- **SET PROBLEM 1**
From the entries, copy out the stretch from the line containing "trendline-equation: y = 5.4652x" through the line containing "data-point xyxy=(338,120,358,140)", inclusive, keeping each line unchanged.

>> begin TEXT PASSAGE

Risk is tricky. You can take on huge amounts of it without consequence – until it’s too late.
IT firms are adopting and selling cloud services with abandon. Growth is over 100% for the past five years. While the cloud brings many benefits, many IT providers are aware of the risks in cloud computing and are charging ahead anyway.
This chart from an InformationWeek and Dark Reading survey shows the top cloud computing risks that concern IT professionals. As you can see, the top three center on the threat of unauthorized access and security.
Here are the top cloud computing risks we identified:
Criminals do not like to work. They may target small business networks because they are easier to breach, and they often go after larger companies because of the allure of larger payouts.
Cloud services aggregate data from thousands of small businesses. The small businesses believe they are pushing security risks to a larger organization more capable of protecting their data.
However, each business that uses a cloud service increases the value of that service as a potential target. This concentrates risk on a single point of failure. A disaster at a cloud provider can affect every one of its customers.
And hackers and malware are not the only ones who may target a cloud service provider. Cloud computing risks are also presented by insider threats.

>> end TEXT PASSAGE

- **SET PROBLEM 2**
Which sources of threat does the last paragraph of the cloud computing passage name?

>> begin TASK MATERIAL

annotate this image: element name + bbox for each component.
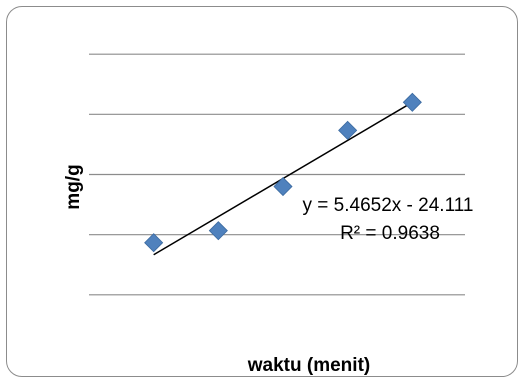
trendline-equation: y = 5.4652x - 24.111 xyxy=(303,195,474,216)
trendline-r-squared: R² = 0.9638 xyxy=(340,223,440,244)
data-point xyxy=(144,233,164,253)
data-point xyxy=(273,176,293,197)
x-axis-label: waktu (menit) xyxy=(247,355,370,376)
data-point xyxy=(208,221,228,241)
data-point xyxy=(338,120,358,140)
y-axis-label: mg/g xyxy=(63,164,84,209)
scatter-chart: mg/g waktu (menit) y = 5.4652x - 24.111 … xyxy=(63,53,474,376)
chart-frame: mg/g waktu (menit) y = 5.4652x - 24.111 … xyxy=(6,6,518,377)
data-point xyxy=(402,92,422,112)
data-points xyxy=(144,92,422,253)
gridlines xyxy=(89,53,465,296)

>> end TASK MATERIAL

- **COMPLETE RESPONSE 1**
trendline-equation: y = 5.4652x - 24.111 xyxy=(303,195,474,216)
trendline-r-squared: R² = 0.9638 xyxy=(340,223,440,244)
data-point xyxy=(144,233,164,253)
data-point xyxy=(273,176,293,197)
x-axis-label: waktu (menit) xyxy=(247,355,370,376)
data-point xyxy=(208,221,228,241)
data-point xyxy=(338,120,358,140)

- **COMPLETE RESPONSE 2**
- Hackers
- Malware
- Insider threats